--- Start of DATA FOR THE TASK ---

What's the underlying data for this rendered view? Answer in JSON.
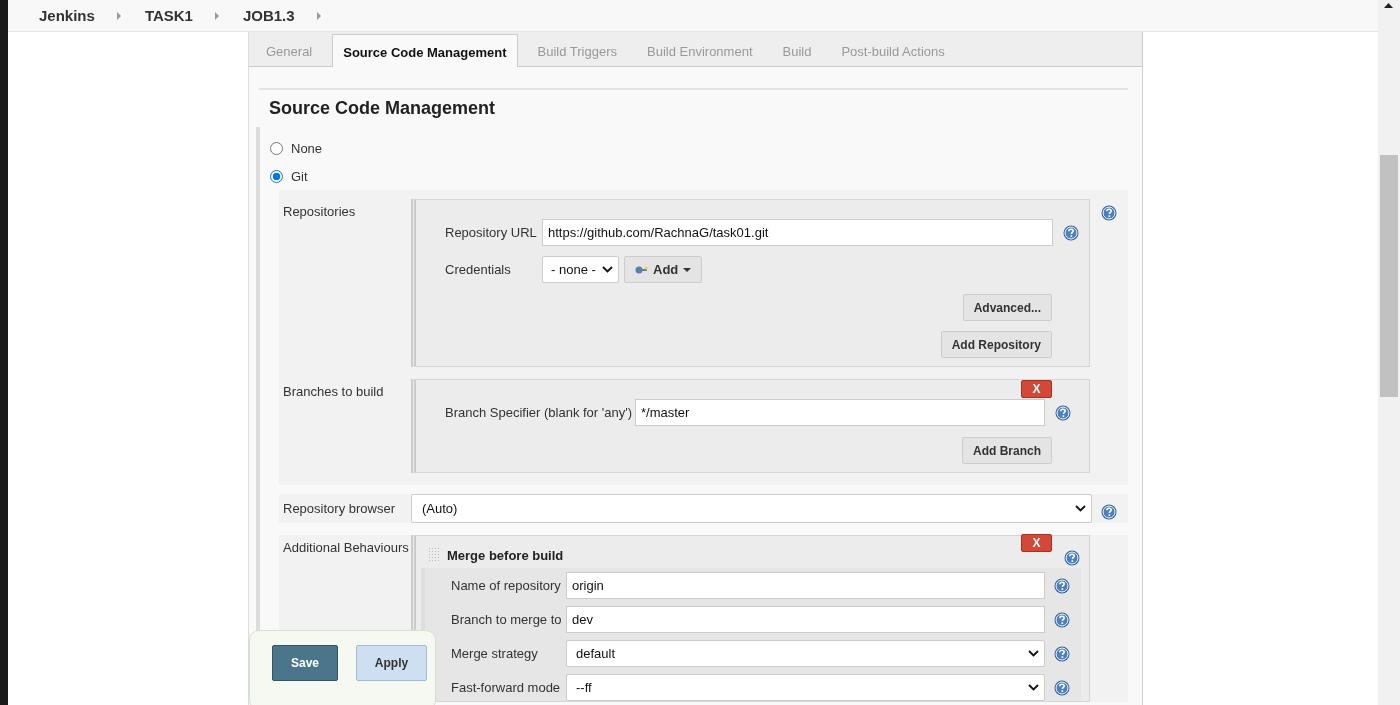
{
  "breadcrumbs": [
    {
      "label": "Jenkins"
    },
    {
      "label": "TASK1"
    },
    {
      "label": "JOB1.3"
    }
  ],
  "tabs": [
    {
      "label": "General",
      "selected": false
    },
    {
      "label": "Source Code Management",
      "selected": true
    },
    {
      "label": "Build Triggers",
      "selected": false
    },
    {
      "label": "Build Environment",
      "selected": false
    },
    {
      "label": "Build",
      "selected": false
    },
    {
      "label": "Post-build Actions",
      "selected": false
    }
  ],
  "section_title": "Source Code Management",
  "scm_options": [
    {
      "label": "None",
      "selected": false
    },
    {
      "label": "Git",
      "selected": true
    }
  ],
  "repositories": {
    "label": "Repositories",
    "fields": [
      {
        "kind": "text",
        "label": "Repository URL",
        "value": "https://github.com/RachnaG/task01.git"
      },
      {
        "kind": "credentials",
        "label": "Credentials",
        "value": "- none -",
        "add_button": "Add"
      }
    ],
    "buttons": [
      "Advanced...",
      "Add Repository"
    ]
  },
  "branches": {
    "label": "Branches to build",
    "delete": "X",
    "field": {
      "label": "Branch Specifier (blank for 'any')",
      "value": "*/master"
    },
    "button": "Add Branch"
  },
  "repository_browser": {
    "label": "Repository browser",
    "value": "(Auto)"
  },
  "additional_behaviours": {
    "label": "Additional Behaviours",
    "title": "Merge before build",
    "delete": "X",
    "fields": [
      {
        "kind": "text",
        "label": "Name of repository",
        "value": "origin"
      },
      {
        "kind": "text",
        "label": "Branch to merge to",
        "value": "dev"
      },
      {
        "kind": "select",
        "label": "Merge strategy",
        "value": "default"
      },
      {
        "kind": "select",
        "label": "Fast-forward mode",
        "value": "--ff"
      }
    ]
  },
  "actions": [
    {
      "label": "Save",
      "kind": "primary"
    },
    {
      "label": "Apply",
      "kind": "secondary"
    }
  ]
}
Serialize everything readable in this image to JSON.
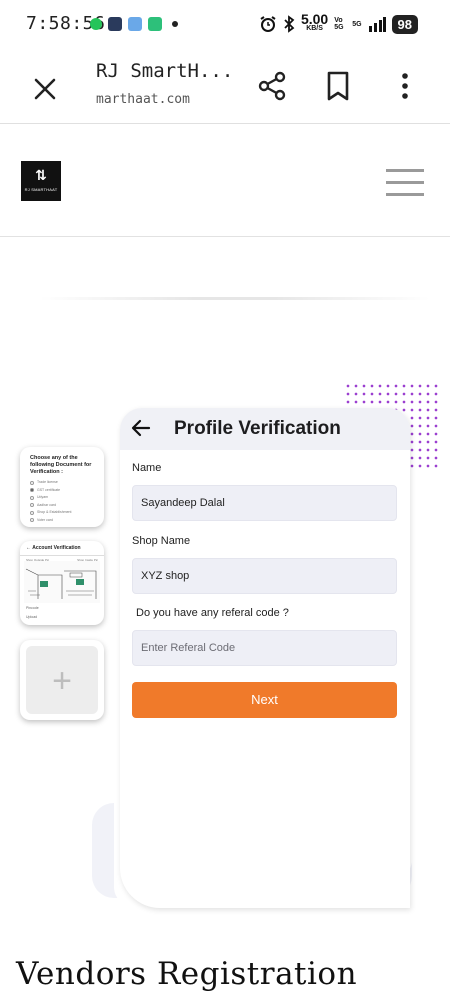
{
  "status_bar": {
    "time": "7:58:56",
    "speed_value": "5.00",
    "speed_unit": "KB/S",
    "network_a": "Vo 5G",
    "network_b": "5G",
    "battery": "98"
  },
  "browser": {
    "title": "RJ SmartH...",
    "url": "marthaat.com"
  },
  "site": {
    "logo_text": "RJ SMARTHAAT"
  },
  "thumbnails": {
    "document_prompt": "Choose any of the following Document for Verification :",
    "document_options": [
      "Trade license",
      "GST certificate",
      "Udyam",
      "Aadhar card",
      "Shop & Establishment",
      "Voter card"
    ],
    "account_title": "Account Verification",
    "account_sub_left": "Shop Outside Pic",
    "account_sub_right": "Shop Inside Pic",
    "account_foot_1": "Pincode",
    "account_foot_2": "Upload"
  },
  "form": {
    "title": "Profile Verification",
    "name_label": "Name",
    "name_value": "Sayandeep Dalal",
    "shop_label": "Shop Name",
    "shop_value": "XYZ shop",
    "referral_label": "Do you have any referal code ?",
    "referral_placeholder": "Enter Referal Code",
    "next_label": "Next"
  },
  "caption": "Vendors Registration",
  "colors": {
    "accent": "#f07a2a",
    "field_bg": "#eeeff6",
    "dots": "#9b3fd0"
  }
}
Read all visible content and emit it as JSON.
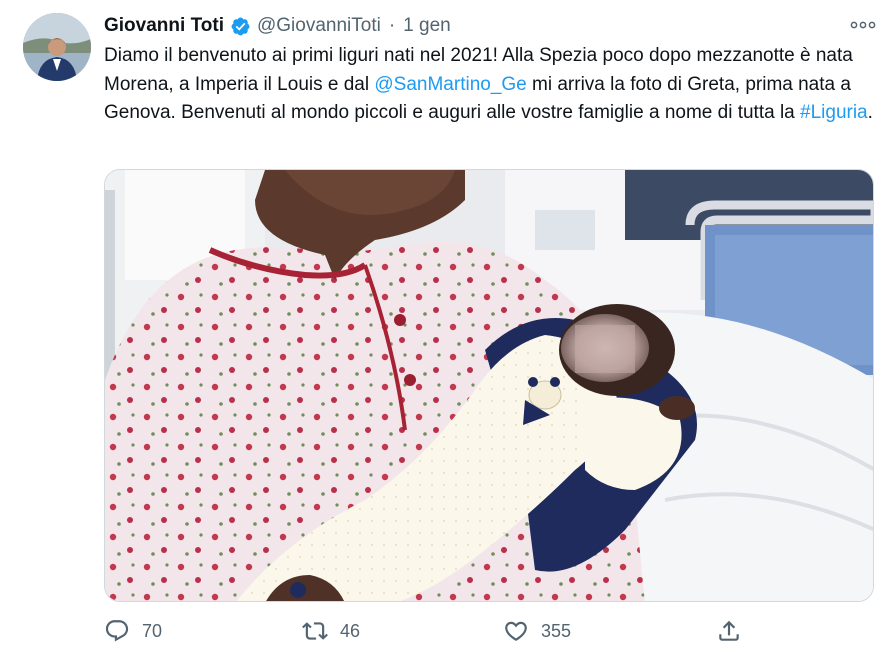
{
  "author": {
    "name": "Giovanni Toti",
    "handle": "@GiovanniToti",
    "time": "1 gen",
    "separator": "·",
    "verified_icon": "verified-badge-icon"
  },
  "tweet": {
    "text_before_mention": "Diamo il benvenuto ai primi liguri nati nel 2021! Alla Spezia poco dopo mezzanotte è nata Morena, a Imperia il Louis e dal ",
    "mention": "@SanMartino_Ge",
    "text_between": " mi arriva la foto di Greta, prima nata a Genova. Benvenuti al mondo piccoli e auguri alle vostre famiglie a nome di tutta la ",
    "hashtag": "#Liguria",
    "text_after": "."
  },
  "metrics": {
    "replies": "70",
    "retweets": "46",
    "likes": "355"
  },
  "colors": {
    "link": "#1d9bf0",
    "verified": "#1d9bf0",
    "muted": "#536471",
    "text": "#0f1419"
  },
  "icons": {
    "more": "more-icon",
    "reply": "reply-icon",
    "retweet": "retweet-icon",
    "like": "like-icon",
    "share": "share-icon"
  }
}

--- End of DATA FOR THE TASK ---
--- Start of DATA FOR THE TASK ---

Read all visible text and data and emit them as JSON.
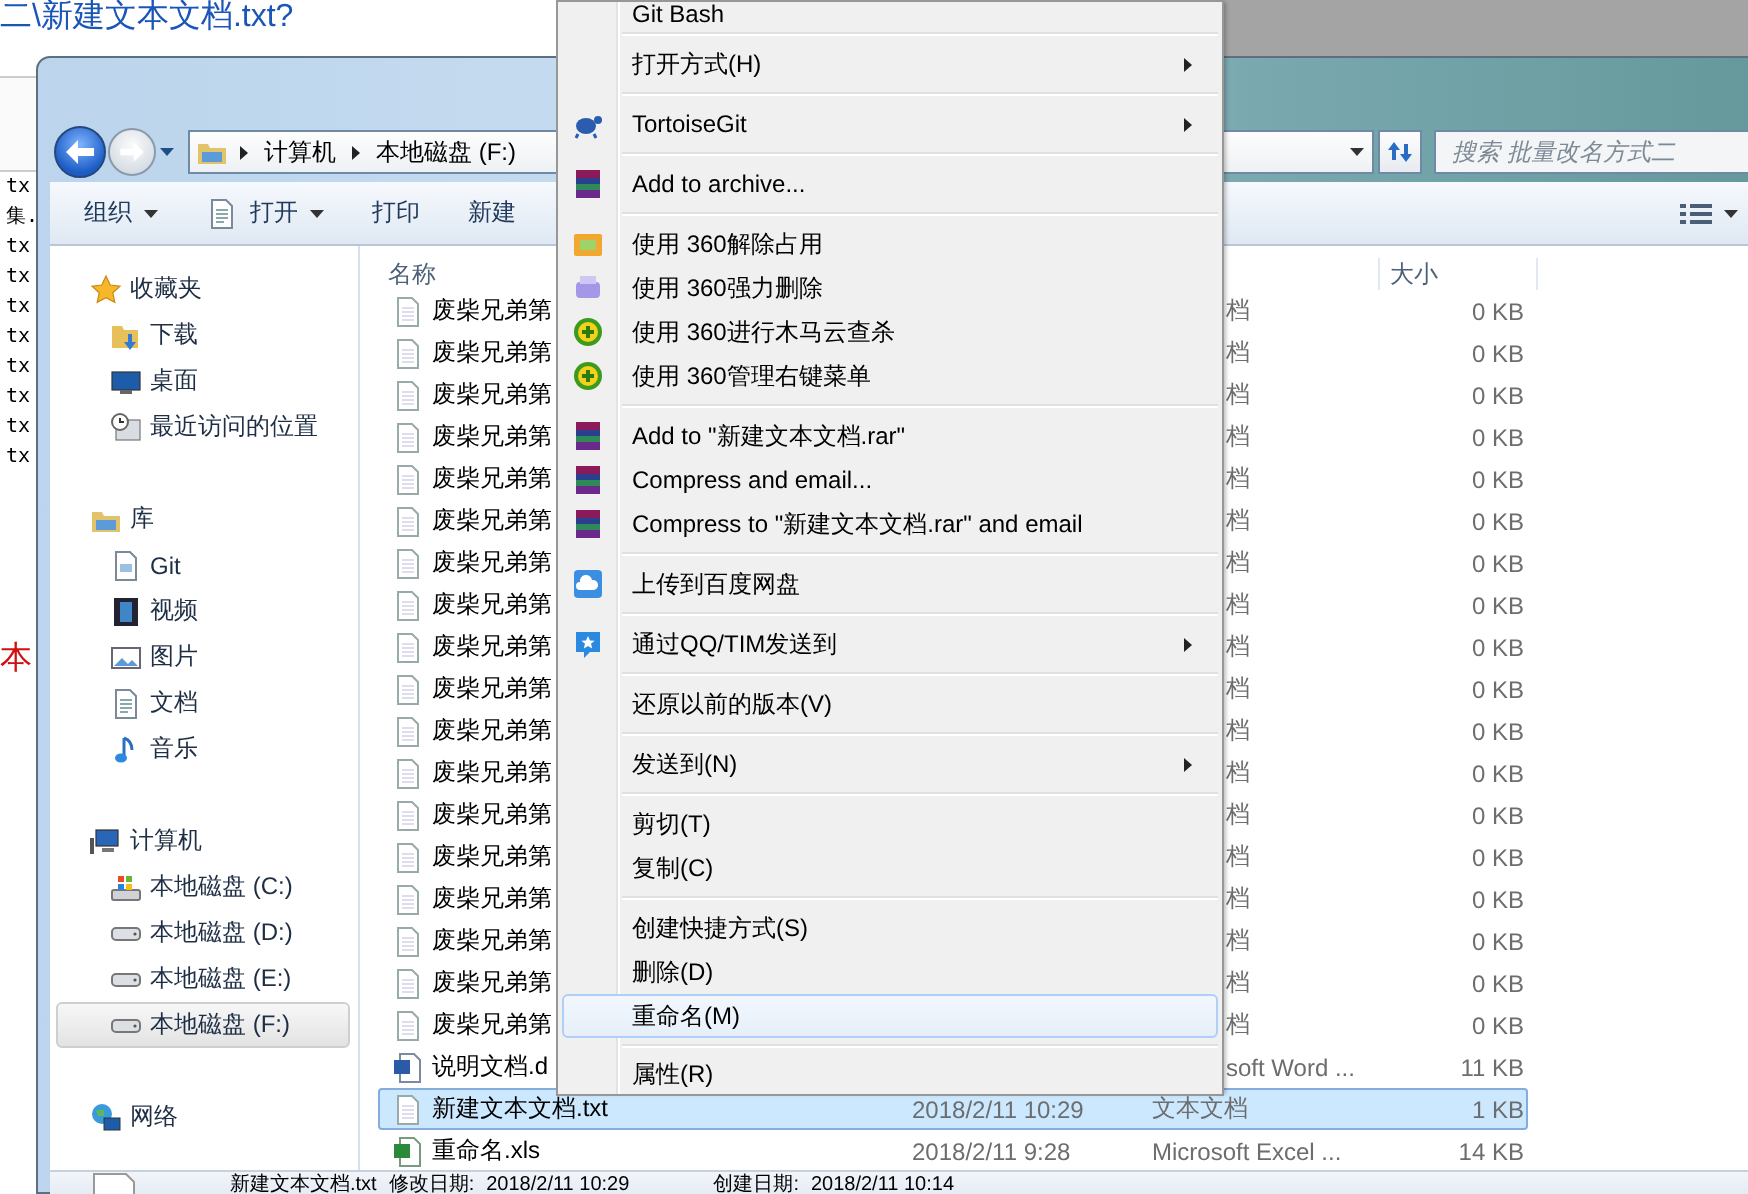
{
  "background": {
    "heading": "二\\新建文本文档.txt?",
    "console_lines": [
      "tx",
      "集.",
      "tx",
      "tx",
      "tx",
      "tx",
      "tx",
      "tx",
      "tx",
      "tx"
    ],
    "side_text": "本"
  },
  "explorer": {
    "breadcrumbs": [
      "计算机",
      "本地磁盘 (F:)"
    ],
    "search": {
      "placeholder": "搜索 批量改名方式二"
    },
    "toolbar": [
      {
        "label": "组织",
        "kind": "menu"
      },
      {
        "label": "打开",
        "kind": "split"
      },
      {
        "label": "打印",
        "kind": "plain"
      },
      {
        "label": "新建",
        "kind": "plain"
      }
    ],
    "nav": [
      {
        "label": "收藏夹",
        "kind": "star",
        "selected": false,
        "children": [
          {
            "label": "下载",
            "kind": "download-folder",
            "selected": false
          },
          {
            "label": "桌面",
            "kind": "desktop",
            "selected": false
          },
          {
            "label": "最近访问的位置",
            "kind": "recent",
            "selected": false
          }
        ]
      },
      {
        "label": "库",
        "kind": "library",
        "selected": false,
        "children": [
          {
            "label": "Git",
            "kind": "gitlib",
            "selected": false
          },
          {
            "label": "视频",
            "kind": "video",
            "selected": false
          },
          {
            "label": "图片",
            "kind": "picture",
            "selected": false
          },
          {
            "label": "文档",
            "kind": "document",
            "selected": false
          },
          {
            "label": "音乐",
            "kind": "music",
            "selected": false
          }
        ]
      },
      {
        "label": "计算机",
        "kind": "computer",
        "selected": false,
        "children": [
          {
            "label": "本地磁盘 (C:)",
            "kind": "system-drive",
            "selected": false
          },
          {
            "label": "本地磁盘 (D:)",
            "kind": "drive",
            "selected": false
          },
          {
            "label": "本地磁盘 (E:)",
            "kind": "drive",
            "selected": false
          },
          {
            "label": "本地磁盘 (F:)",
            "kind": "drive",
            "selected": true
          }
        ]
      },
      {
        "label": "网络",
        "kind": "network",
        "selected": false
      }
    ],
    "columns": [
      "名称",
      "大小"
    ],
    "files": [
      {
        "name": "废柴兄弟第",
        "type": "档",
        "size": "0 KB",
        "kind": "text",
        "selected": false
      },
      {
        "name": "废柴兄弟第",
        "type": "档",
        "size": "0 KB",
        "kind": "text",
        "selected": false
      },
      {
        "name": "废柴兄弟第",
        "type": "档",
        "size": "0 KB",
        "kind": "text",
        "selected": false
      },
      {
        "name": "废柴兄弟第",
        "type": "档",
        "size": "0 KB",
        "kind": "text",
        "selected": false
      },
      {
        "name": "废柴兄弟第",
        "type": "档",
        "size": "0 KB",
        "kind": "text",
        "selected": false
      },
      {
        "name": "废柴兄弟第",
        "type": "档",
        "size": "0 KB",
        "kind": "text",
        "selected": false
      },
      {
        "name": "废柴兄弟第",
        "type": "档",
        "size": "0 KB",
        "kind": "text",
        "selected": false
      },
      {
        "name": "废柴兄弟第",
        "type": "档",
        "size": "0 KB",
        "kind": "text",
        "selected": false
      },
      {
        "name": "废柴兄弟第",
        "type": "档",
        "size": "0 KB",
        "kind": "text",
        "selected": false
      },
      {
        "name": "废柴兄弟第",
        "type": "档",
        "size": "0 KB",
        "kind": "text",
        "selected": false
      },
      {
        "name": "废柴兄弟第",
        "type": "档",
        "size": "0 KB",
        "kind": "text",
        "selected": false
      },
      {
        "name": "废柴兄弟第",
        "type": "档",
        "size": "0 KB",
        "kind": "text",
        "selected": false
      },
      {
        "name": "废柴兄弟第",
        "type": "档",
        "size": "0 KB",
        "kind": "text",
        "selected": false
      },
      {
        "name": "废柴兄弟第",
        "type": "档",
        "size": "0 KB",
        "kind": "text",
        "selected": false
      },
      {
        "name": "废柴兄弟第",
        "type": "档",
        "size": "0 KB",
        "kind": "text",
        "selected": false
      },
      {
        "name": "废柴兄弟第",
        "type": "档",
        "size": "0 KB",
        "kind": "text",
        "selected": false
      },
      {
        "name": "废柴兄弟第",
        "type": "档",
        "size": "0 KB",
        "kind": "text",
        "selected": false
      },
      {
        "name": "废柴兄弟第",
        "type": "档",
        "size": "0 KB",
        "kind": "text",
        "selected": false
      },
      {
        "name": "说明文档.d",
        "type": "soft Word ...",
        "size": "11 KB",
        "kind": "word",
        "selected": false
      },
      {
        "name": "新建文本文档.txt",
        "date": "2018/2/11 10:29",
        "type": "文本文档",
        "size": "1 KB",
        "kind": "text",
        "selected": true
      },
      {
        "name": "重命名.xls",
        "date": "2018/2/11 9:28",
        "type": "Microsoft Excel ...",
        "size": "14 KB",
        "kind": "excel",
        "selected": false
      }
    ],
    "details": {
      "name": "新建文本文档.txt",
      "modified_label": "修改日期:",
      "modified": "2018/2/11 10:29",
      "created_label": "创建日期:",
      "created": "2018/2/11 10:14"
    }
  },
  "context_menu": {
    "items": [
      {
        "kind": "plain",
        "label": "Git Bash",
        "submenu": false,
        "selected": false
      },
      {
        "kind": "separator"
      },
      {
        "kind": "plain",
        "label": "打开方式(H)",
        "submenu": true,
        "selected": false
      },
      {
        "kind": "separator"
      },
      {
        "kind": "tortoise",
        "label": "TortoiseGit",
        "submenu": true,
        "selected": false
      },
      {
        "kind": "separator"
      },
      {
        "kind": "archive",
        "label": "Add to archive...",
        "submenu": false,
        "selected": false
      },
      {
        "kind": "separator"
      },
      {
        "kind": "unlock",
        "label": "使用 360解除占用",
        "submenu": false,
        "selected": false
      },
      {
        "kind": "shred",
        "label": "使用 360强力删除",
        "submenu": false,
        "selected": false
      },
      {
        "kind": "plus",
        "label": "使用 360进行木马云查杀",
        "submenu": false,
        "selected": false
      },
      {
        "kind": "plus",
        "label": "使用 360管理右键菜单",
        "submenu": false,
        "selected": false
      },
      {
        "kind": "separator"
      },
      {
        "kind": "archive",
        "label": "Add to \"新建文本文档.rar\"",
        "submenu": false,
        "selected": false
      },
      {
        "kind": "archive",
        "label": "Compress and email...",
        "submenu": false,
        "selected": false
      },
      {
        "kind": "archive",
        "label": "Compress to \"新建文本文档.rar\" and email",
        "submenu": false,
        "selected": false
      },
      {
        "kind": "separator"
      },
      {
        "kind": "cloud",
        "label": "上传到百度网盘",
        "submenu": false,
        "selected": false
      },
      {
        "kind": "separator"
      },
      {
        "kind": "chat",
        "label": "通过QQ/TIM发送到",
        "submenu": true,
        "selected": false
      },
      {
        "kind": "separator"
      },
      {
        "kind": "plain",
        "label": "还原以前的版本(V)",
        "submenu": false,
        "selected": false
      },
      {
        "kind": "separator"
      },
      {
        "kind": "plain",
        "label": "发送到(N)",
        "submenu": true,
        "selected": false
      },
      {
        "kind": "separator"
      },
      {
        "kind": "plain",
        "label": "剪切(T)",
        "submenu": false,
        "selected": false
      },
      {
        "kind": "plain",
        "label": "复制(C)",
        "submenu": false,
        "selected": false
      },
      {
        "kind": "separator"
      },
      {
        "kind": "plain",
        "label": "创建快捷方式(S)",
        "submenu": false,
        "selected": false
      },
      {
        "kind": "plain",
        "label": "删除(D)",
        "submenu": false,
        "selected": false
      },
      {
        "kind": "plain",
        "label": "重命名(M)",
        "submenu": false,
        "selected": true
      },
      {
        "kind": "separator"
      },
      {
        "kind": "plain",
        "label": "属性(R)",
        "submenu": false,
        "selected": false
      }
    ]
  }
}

--- End of DATA FOR THE TASK ---
--- Start of DATA FOR THE TASK ---

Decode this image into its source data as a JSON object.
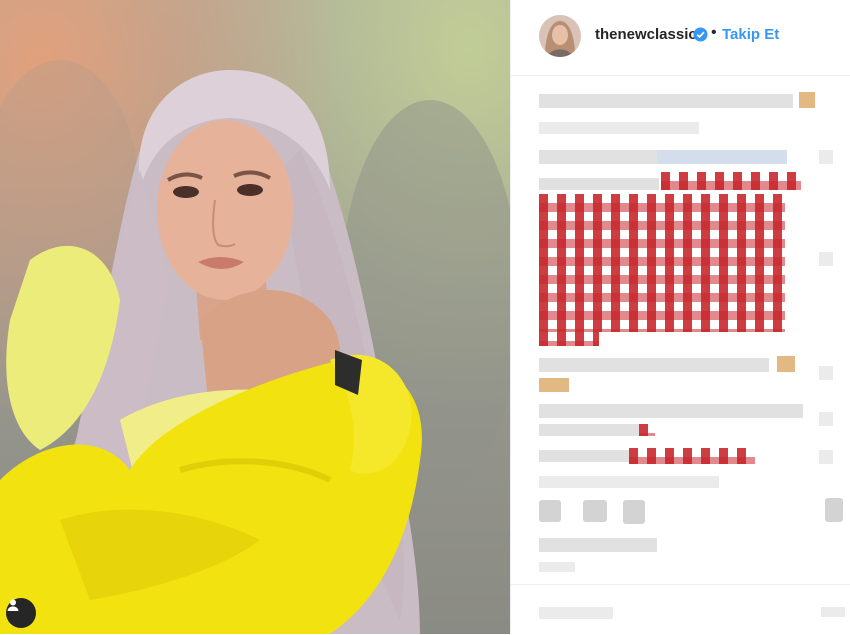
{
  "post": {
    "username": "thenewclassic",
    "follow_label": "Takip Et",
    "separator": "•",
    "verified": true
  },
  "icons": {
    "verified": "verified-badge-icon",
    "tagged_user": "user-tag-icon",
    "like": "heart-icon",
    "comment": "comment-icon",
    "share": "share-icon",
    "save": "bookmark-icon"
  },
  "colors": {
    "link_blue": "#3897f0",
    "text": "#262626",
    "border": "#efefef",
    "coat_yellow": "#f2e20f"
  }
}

--- End of DATA FOR THE TASK ---

Tell how many lines in the material above include the word "image", giving the number only.

▶ TASK SOLUTION
2